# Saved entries
- - -
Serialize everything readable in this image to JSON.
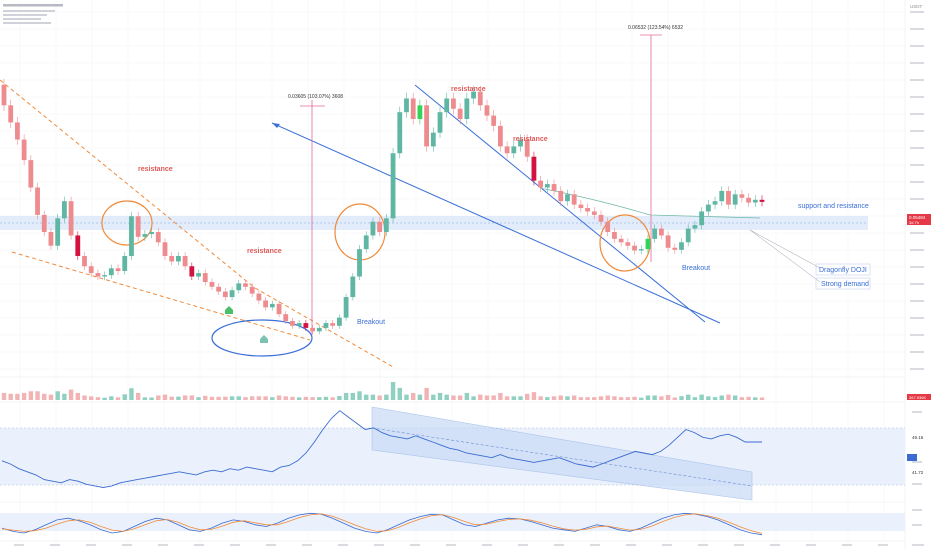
{
  "chart_data": {
    "type": "candlestick",
    "price_candles": [
      {
        "o": 0.072,
        "c": 0.069
      },
      {
        "o": 0.069,
        "c": 0.0665
      },
      {
        "o": 0.0665,
        "c": 0.064
      },
      {
        "o": 0.064,
        "c": 0.061
      },
      {
        "o": 0.061,
        "c": 0.057
      },
      {
        "o": 0.057,
        "c": 0.053
      },
      {
        "o": 0.053,
        "c": 0.0505
      },
      {
        "o": 0.0505,
        "c": 0.0485
      },
      {
        "o": 0.0485,
        "c": 0.0525
      },
      {
        "o": 0.0525,
        "c": 0.055
      },
      {
        "o": 0.055,
        "c": 0.05
      },
      {
        "o": 0.05,
        "c": 0.047
      },
      {
        "o": 0.047,
        "c": 0.0455
      },
      {
        "o": 0.0455,
        "c": 0.0445
      },
      {
        "o": 0.0445,
        "c": 0.044
      },
      {
        "o": 0.044,
        "c": 0.0442
      },
      {
        "o": 0.0442,
        "c": 0.0452
      },
      {
        "o": 0.0452,
        "c": 0.0448
      },
      {
        "o": 0.0448,
        "c": 0.047
      },
      {
        "o": 0.047,
        "c": 0.0528
      },
      {
        "o": 0.0528,
        "c": 0.0498
      },
      {
        "o": 0.0498,
        "c": 0.0502
      },
      {
        "o": 0.0502,
        "c": 0.0505
      },
      {
        "o": 0.0505,
        "c": 0.049
      },
      {
        "o": 0.049,
        "c": 0.047
      },
      {
        "o": 0.047,
        "c": 0.0462
      },
      {
        "o": 0.0462,
        "c": 0.047
      },
      {
        "o": 0.047,
        "c": 0.0455
      },
      {
        "o": 0.0455,
        "c": 0.044
      },
      {
        "o": 0.044,
        "c": 0.0445
      },
      {
        "o": 0.0445,
        "c": 0.0432
      },
      {
        "o": 0.0432,
        "c": 0.0425
      },
      {
        "o": 0.0425,
        "c": 0.0418
      },
      {
        "o": 0.0418,
        "c": 0.041
      },
      {
        "o": 0.041,
        "c": 0.042
      },
      {
        "o": 0.042,
        "c": 0.043
      },
      {
        "o": 0.043,
        "c": 0.0425
      },
      {
        "o": 0.0425,
        "c": 0.0415
      },
      {
        "o": 0.0415,
        "c": 0.0405
      },
      {
        "o": 0.0405,
        "c": 0.0395
      },
      {
        "o": 0.0395,
        "c": 0.04
      },
      {
        "o": 0.04,
        "c": 0.0385
      },
      {
        "o": 0.0385,
        "c": 0.0375
      },
      {
        "o": 0.0375,
        "c": 0.0368
      },
      {
        "o": 0.0368,
        "c": 0.0372
      },
      {
        "o": 0.0372,
        "c": 0.0365
      },
      {
        "o": 0.0365,
        "c": 0.036
      },
      {
        "o": 0.036,
        "c": 0.0365
      },
      {
        "o": 0.0365,
        "c": 0.0372
      },
      {
        "o": 0.0372,
        "c": 0.0368
      },
      {
        "o": 0.0368,
        "c": 0.038
      },
      {
        "o": 0.038,
        "c": 0.041
      },
      {
        "o": 0.041,
        "c": 0.044
      },
      {
        "o": 0.044,
        "c": 0.048
      },
      {
        "o": 0.048,
        "c": 0.05
      },
      {
        "o": 0.05,
        "c": 0.052
      },
      {
        "o": 0.052,
        "c": 0.0505
      },
      {
        "o": 0.0505,
        "c": 0.0525
      },
      {
        "o": 0.0525,
        "c": 0.062
      },
      {
        "o": 0.062,
        "c": 0.068
      },
      {
        "o": 0.068,
        "c": 0.07
      },
      {
        "o": 0.07,
        "c": 0.067
      },
      {
        "o": 0.067,
        "c": 0.069
      },
      {
        "o": 0.069,
        "c": 0.063
      },
      {
        "o": 0.063,
        "c": 0.065
      },
      {
        "o": 0.065,
        "c": 0.068
      },
      {
        "o": 0.068,
        "c": 0.07
      },
      {
        "o": 0.07,
        "c": 0.0685
      },
      {
        "o": 0.0685,
        "c": 0.067
      },
      {
        "o": 0.067,
        "c": 0.07
      },
      {
        "o": 0.07,
        "c": 0.071
      },
      {
        "o": 0.071,
        "c": 0.069
      },
      {
        "o": 0.069,
        "c": 0.0675
      },
      {
        "o": 0.0675,
        "c": 0.066
      },
      {
        "o": 0.066,
        "c": 0.063
      },
      {
        "o": 0.063,
        "c": 0.062
      },
      {
        "o": 0.062,
        "c": 0.063
      },
      {
        "o": 0.063,
        "c": 0.064
      },
      {
        "o": 0.064,
        "c": 0.0615
      },
      {
        "o": 0.0615,
        "c": 0.058
      },
      {
        "o": 0.058,
        "c": 0.057
      },
      {
        "o": 0.057,
        "c": 0.0575
      },
      {
        "o": 0.0575,
        "c": 0.0565
      },
      {
        "o": 0.0565,
        "c": 0.055
      },
      {
        "o": 0.055,
        "c": 0.056
      },
      {
        "o": 0.056,
        "c": 0.0545
      },
      {
        "o": 0.0545,
        "c": 0.054
      },
      {
        "o": 0.054,
        "c": 0.0535
      },
      {
        "o": 0.0535,
        "c": 0.053
      },
      {
        "o": 0.053,
        "c": 0.052
      },
      {
        "o": 0.052,
        "c": 0.0505
      },
      {
        "o": 0.0505,
        "c": 0.0495
      },
      {
        "o": 0.0495,
        "c": 0.049
      },
      {
        "o": 0.049,
        "c": 0.0485
      },
      {
        "o": 0.0485,
        "c": 0.0478
      },
      {
        "o": 0.0478,
        "c": 0.048
      },
      {
        "o": 0.048,
        "c": 0.0495
      },
      {
        "o": 0.0495,
        "c": 0.051
      },
      {
        "o": 0.051,
        "c": 0.05
      },
      {
        "o": 0.05,
        "c": 0.0482
      },
      {
        "o": 0.0482,
        "c": 0.0479
      },
      {
        "o": 0.0479,
        "c": 0.049
      },
      {
        "o": 0.049,
        "c": 0.051
      },
      {
        "o": 0.051,
        "c": 0.0515
      },
      {
        "o": 0.0515,
        "c": 0.0535
      },
      {
        "o": 0.0535,
        "c": 0.0545
      },
      {
        "o": 0.0545,
        "c": 0.055
      },
      {
        "o": 0.055,
        "c": 0.0565
      },
      {
        "o": 0.0565,
        "c": 0.0545
      },
      {
        "o": 0.0545,
        "c": 0.056
      },
      {
        "o": 0.056,
        "c": 0.0555
      },
      {
        "o": 0.0555,
        "c": 0.0548
      },
      {
        "o": 0.0548,
        "c": 0.0552
      },
      {
        "o": 0.0552,
        "c": 0.0549
      }
    ],
    "right_axis_unit": "USDT",
    "measurements": [
      {
        "label": "0.03605 (103.07%) 3608"
      },
      {
        "label": "0.06532 (123.54%) 6532"
      }
    ],
    "annotations_red": [
      {
        "text": "resistance"
      },
      {
        "text": "resistance"
      },
      {
        "text": "resistance"
      },
      {
        "text": "resistance"
      }
    ],
    "annotations_blue": [
      {
        "text": "Breakout"
      },
      {
        "text": "Breakout"
      },
      {
        "text": "support and resistance"
      },
      {
        "text": "Dragonfly DOJI"
      },
      {
        "text": "Strong demand"
      }
    ],
    "price_tag": {
      "value": "0.05484",
      "sub": "3d 7h"
    },
    "volume_label": {
      "value": "367.936K"
    },
    "rsi_tags": [
      {
        "value": "49.16"
      },
      {
        "value": "41.72"
      }
    ],
    "rsi_series": [
      40,
      38,
      35,
      33,
      31,
      28,
      27,
      26,
      28,
      27,
      25,
      24,
      23,
      24,
      26,
      27,
      28,
      29,
      30,
      31,
      32,
      33,
      32,
      31,
      33,
      34,
      33,
      35,
      34,
      36,
      35,
      34,
      33,
      36,
      37,
      40,
      45,
      52,
      60,
      67,
      72,
      68,
      64,
      60,
      61,
      58,
      56,
      55,
      54,
      56,
      54,
      52,
      50,
      48,
      47,
      45,
      44,
      43,
      42,
      44,
      42,
      41,
      40,
      39,
      40,
      41,
      42,
      40,
      38,
      37,
      36,
      38,
      40,
      42,
      44,
      46,
      45,
      44,
      46,
      50,
      55,
      60,
      58,
      55,
      54,
      56,
      57,
      55,
      52,
      52,
      52
    ],
    "stoch_k": [
      30,
      20,
      15,
      25,
      40,
      55,
      60,
      52,
      40,
      25,
      15,
      20,
      35,
      50,
      60,
      55,
      40,
      25,
      20,
      30,
      45,
      55,
      50,
      40,
      35,
      45,
      60,
      70,
      75,
      72,
      60,
      45,
      30,
      20,
      15,
      25,
      40,
      55,
      65,
      72,
      70,
      55,
      40,
      35,
      45,
      55,
      60,
      58,
      50,
      40,
      30,
      25,
      20,
      30,
      40,
      35,
      25,
      20,
      30,
      45,
      60,
      70,
      75,
      72,
      65,
      55,
      40,
      25,
      15,
      10
    ],
    "stoch_d": [
      28,
      24,
      20,
      22,
      30,
      42,
      52,
      55,
      48,
      35,
      24,
      20,
      28,
      40,
      52,
      56,
      48,
      34,
      25,
      26,
      36,
      48,
      52,
      46,
      40,
      40,
      50,
      62,
      70,
      73,
      66,
      54,
      40,
      28,
      20,
      22,
      32,
      46,
      58,
      68,
      71,
      62,
      50,
      40,
      42,
      50,
      56,
      58,
      54,
      46,
      36,
      28,
      24,
      26,
      34,
      36,
      30,
      24,
      26,
      36,
      50,
      62,
      70,
      73,
      68,
      60,
      48,
      34,
      22,
      14
    ]
  }
}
- - -
# EXERCISE INSTRUCTIONS
Which lines of the data include "value"? Copy each of them.

# SOLUTION TO THE EXERCISE
      "value": "0.05484",
      "value": "367.936K"
        "value": "49.16"
        "value": "41.72"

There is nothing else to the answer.